## Given task
Every entry that follows needs to be repeated exactly.

## Given records
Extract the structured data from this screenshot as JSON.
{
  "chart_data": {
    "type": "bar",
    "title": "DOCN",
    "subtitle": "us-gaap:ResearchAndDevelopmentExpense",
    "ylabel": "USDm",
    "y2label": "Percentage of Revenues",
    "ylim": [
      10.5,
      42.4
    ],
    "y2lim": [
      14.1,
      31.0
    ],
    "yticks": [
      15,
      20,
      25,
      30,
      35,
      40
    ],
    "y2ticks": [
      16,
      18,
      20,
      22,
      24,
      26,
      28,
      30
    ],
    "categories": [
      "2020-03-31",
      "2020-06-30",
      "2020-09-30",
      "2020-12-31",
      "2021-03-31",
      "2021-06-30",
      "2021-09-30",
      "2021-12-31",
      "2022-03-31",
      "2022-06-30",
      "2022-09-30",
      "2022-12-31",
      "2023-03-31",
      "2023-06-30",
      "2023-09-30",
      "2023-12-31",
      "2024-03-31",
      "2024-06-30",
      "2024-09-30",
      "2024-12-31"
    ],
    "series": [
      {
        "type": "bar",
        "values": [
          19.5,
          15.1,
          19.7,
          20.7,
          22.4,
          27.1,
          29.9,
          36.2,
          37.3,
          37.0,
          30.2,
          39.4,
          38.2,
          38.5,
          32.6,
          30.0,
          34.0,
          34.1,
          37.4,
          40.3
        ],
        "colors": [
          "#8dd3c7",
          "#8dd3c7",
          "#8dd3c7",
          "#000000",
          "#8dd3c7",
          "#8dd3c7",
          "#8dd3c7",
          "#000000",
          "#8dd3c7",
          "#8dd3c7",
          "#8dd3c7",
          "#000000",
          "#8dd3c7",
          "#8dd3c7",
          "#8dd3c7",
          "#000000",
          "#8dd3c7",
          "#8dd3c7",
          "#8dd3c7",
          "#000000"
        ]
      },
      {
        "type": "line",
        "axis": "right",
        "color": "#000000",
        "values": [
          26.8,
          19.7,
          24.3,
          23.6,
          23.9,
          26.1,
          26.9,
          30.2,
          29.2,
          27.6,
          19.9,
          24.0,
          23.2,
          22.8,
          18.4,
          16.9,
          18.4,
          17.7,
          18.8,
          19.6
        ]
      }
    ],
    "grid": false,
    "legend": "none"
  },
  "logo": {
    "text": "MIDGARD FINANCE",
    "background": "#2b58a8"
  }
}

## Answer to this task
Extract the structured data from this screenshot as JSON.
{
  "chart_data": {
    "type": "bar",
    "title": "DOCN",
    "subtitle": "us-gaap:ResearchAndDevelopmentExpense",
    "ylabel": "USDm",
    "y2label": "Percentage of Revenues",
    "ylim": [
      10.5,
      42.4
    ],
    "y2lim": [
      14.1,
      31.0
    ],
    "yticks": [
      15,
      20,
      25,
      30,
      35,
      40
    ],
    "y2ticks": [
      16,
      18,
      20,
      22,
      24,
      26,
      28,
      30
    ],
    "categories": [
      "2020-03-31",
      "2020-06-30",
      "2020-09-30",
      "2020-12-31",
      "2021-03-31",
      "2021-06-30",
      "2021-09-30",
      "2021-12-31",
      "2022-03-31",
      "2022-06-30",
      "2022-09-30",
      "2022-12-31",
      "2023-03-31",
      "2023-06-30",
      "2023-09-30",
      "2023-12-31",
      "2024-03-31",
      "2024-06-30",
      "2024-09-30",
      "2024-12-31"
    ],
    "series": [
      {
        "type": "bar",
        "values": [
          19.5,
          15.1,
          19.7,
          20.7,
          22.4,
          27.1,
          29.9,
          36.2,
          37.3,
          37.0,
          30.2,
          39.4,
          38.2,
          38.5,
          32.6,
          30.0,
          34.0,
          34.1,
          37.4,
          40.3
        ],
        "colors": [
          "#8dd3c7",
          "#8dd3c7",
          "#8dd3c7",
          "#000000",
          "#8dd3c7",
          "#8dd3c7",
          "#8dd3c7",
          "#000000",
          "#8dd3c7",
          "#8dd3c7",
          "#8dd3c7",
          "#000000",
          "#8dd3c7",
          "#8dd3c7",
          "#8dd3c7",
          "#000000",
          "#8dd3c7",
          "#8dd3c7",
          "#8dd3c7",
          "#000000"
        ]
      },
      {
        "type": "line",
        "axis": "right",
        "color": "#000000",
        "values": [
          26.8,
          19.7,
          24.3,
          23.6,
          23.9,
          26.1,
          26.9,
          30.2,
          29.2,
          27.6,
          19.9,
          24.0,
          23.2,
          22.8,
          18.4,
          16.9,
          18.4,
          17.7,
          18.8,
          19.6
        ]
      }
    ],
    "grid": false,
    "legend": "none"
  },
  "logo": {
    "text": "MIDGARD FINANCE",
    "background": "#2b58a8"
  }
}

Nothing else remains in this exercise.